● **Source extract**

━━━

The Bourne Supremacy

July 24, 2004
2004, 1 hr 45 min., Rated PG-13. Dir: Paul Greengrass. Cast: Matt Damon (Jason Bourne), Franka Potente (Marie), Joan Allen (Pamela Landy), Brian Cox (Ward Abbott), Julia Stiles (Nicky), Karl Urban (Kirill).

The Bourne Identity was cool. The story was cool. The action was cool. The settings were cool. The music was cool. Love interest and mega-Euro-babe Franka Potente was cool. Matt Damon? As a cucumber.

Therefore, I must issue an alert that the Movie Expectations Warning is Elevated:

Severe = Star Wars Episode I. Only the very best franchises can hit this level. If another Indiana Jones movie is made, it will fit here, too.

High = The Matrix Reloaded. It's not that the movie was bad, it was just that I wanted so much more. Also in this category would be Spider-Man 2, proving that just because expectations are high doesn't mean they can't be met.

Elevated = The Bourne Supremacy and Harry Potter. Mid-level pictures that are sequels of above-average movies or have a solid director and well-known cast.

Guarded = The Matrix Revolutions. After Reloaded, all expectations were dashed for the final movie in the trilogy. Star Wars Episode III now fits this as well.

Low = Freddy vs. Jason, Alien vs. Predator. The former was fun, the latter looks even more so, not that it matters if the movie is any good so long as neat stuff happens.

The Bourne Supremacy is a darn good sequel that fits in perfectly with the original, with far less development and more action. Set two years after Identity ended, we find Damon and Potente "off the grid" in India, but of course they're discovered and the game is on.

Unfortunately, Potente is barely in the sequel. For that, I must deduct at least a star because the way she's left out cheeses me off even now. What's up with that? Damon didn't carry Bourne Identity on his own, you know!

Making this more of a realistic spy thriller, Damon isn't anything like 007, but more like MacGyver with a killer roundhouse. There are at least two dozen "wow, he's good" bang-up moments when Damon proves to be better at the secret agent business than the entire CIA. Can you ward off a knife-wielding assassin with nothing but a rolled-up magazine? I don't think so, not even if it still had all those thick inserts that fall out while you take a quiz about your relationship. (By the way, if you are male, you will not come out favorably in that quiz. Just a tip from your friendly Jeff.)

━━━

● **Dataset**
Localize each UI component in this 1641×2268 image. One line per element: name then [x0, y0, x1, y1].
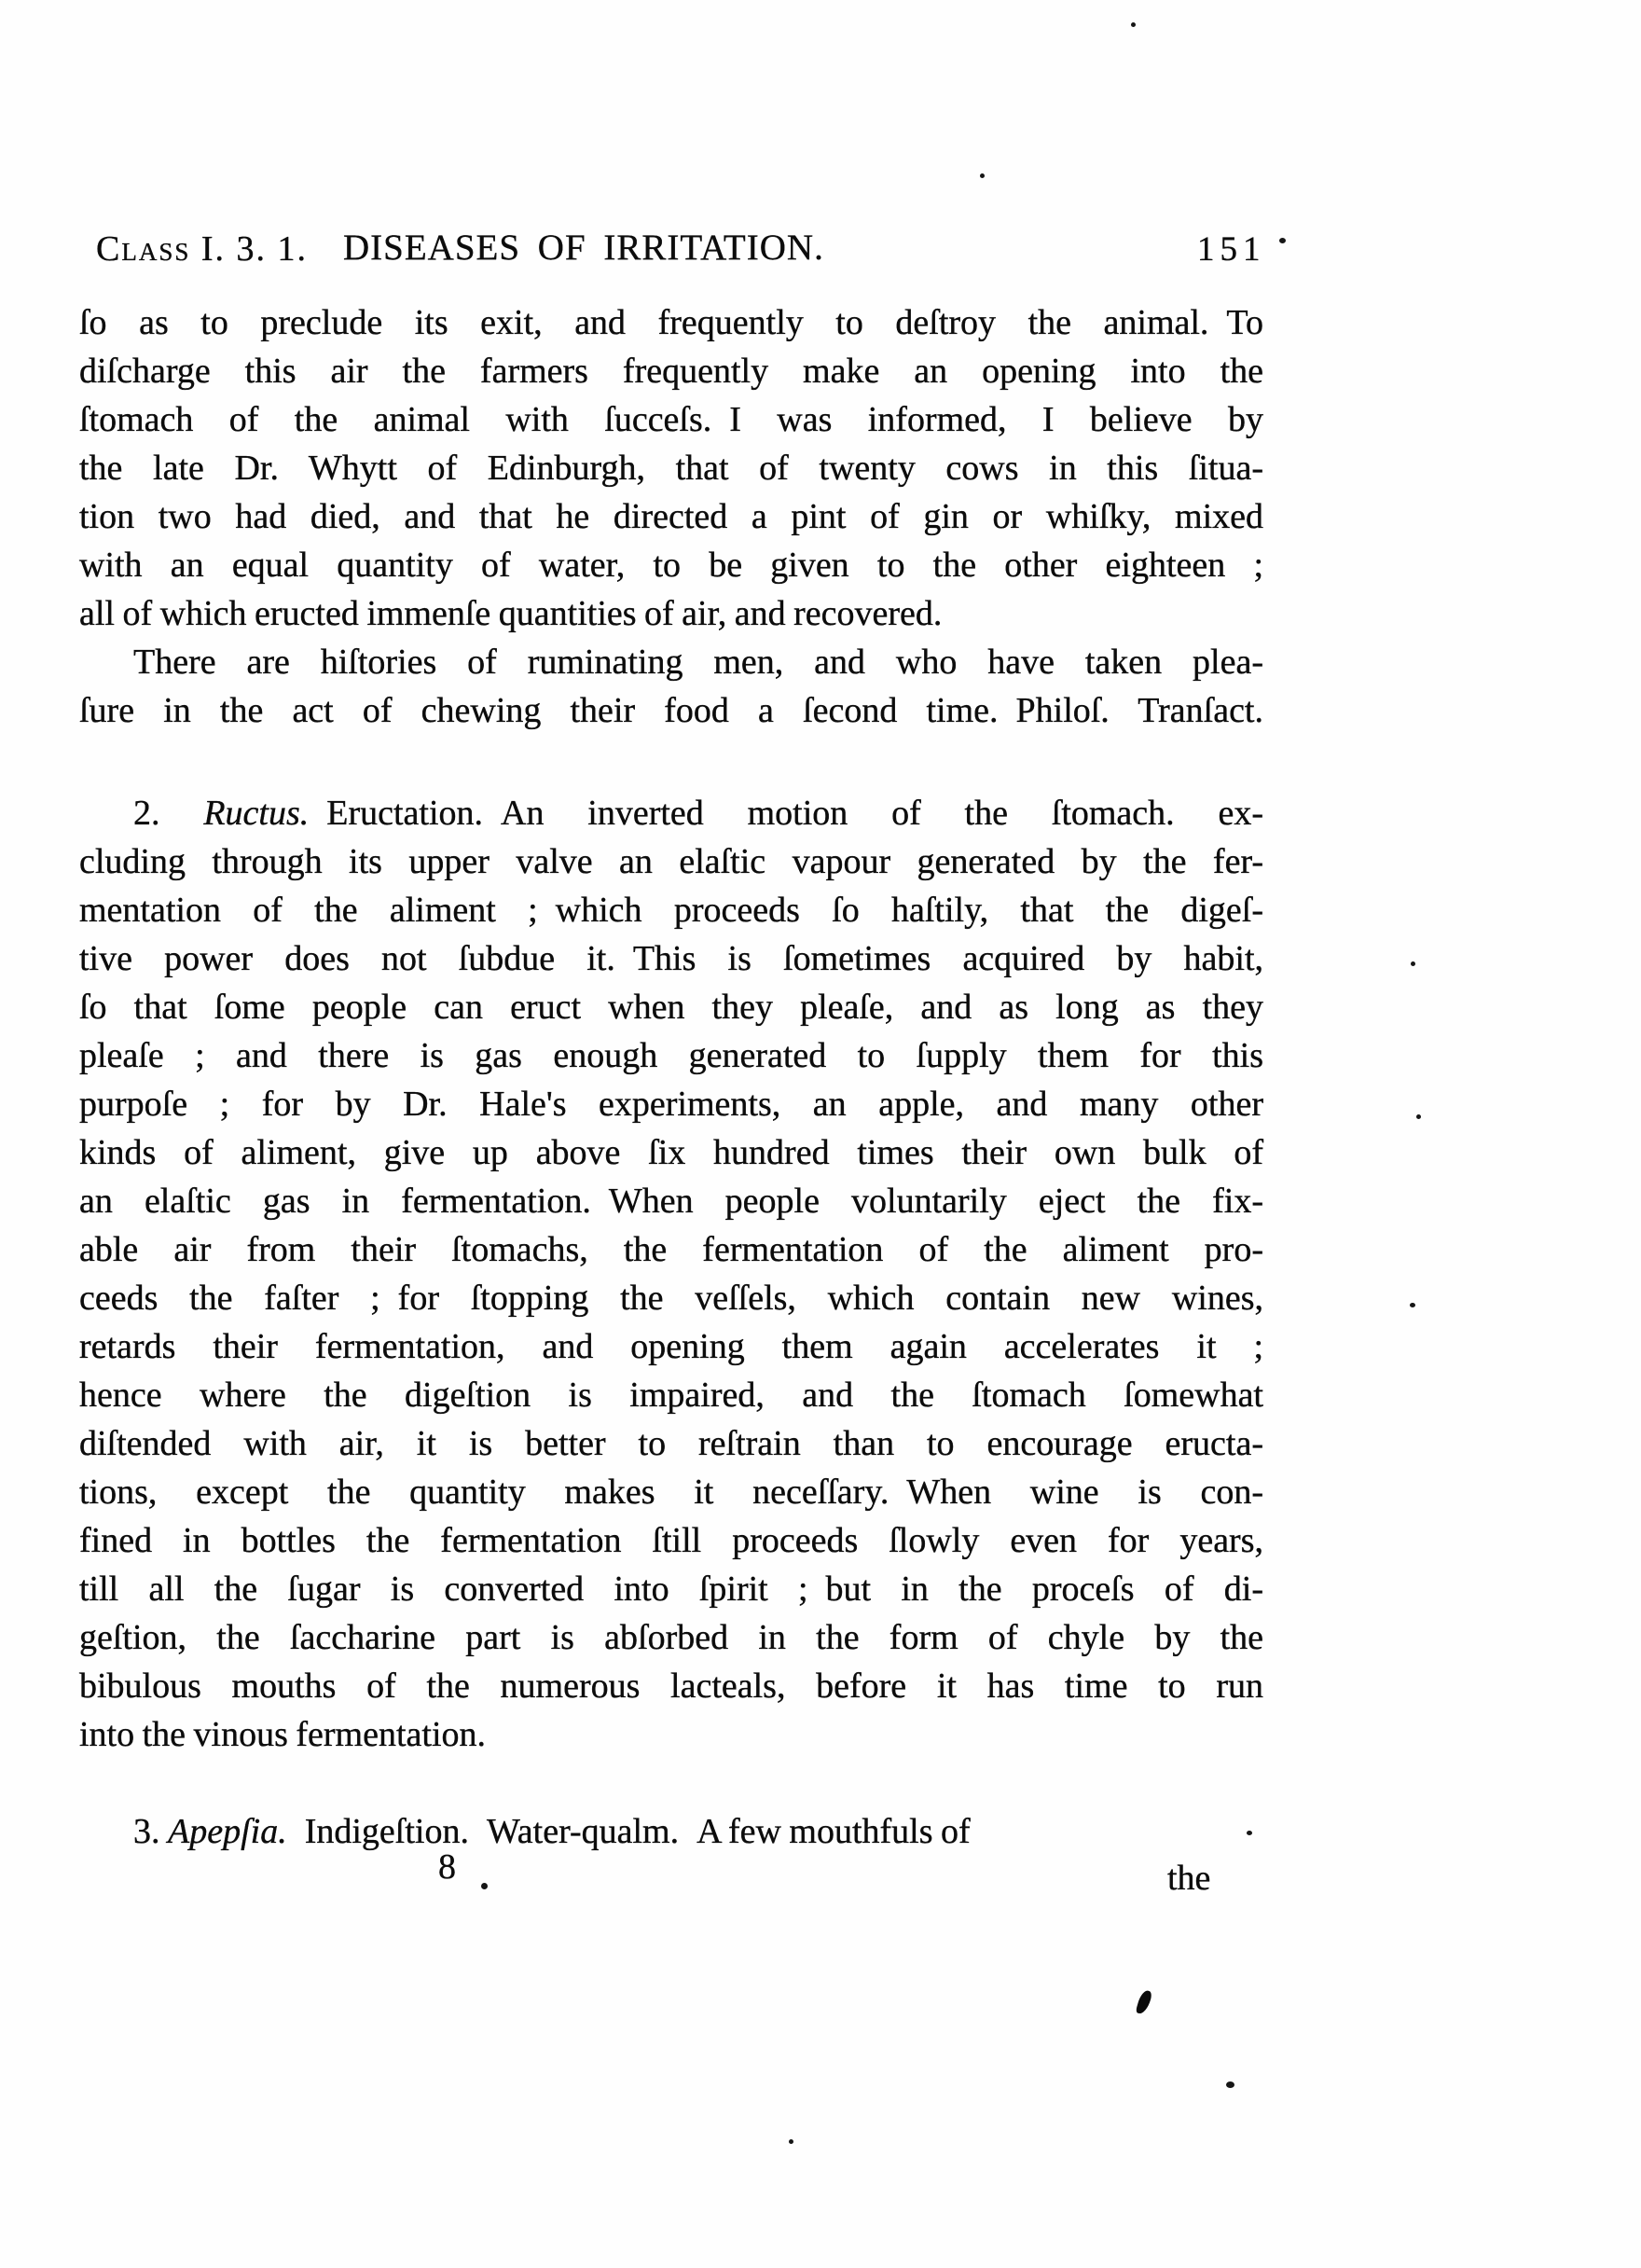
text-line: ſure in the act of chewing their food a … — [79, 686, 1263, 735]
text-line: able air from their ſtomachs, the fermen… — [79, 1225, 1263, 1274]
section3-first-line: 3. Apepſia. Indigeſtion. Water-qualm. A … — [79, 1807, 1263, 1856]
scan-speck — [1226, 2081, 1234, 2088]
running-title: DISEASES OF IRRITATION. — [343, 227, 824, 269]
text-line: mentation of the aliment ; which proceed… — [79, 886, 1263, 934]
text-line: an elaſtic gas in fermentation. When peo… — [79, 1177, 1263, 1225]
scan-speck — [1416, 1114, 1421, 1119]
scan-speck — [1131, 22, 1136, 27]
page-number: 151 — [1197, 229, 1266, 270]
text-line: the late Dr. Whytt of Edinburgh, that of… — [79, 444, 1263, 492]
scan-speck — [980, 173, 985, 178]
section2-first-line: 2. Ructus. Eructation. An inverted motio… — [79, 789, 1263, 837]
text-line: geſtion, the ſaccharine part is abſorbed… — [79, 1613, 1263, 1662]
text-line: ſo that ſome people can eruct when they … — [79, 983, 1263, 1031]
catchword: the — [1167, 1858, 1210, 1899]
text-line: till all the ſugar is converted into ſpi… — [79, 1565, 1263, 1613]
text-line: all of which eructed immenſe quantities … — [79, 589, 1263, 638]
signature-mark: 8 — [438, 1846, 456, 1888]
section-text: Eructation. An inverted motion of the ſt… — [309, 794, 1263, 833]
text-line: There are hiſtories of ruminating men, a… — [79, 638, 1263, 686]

━━━

● **Objective A**
How many lines of the records contain the word "Eructation"? Give only the number.
● **Objective B**
Can you pick up the review of The Bourne Supremacy after its last sentence and keep writing it?

● **Written answer A**
2

● **Written answer B**
Oh, the weather outside is frightful, and the butt-kicking is so delightful ...
I take it this is where the title comes in. Supremacy means "supreme condition or power." Damon's Jason Bourne is king. He dictates the entire movie, yet while the CIA is trying to solve crimes and the baddies are trying to cover their butts while committing them, Bourne wants nothing to do with either. Seems he just wants to get his memory back and make amends for past wrongs, and figuring out who's good and who's bad is secondary.

See, Bourne doesn't want to kill, at least not anymore that he has amnesia and doesn't know why he's so good at fighting, weapons and languages. It's two hours of "out, out, danged spot! Get this blood off my hands!" Who knew "Bourne" author Robert Ludlum was such a fan of Shakespeare?

Let's go over the large supreme pizza of movie yumminess (mmmm ... pizza). Supreme butt-kicking. Supreme car chases. Supreme babes. And they don't pile on extra cheese, which is bad for good pizza, superb for an intelligent action flick.

I still don't like that the action is edited so frantically that you can't tell who's who or what's what half the time. Please, give me two seconds to get my bearings straight. I beg you. I can accept a shaky camera in one-on-one situations, but cutting away from a car to another car to a wreck to Damon to an SUV coming at him during a chase ... I'm dizzy.

If you're looking for plot beyond that with the antagonists, I can't help you. Something about a Russian politician and oil contracts and Chris Cooper getting killed at the end of the original when the super-secret Treadstone project is terminated.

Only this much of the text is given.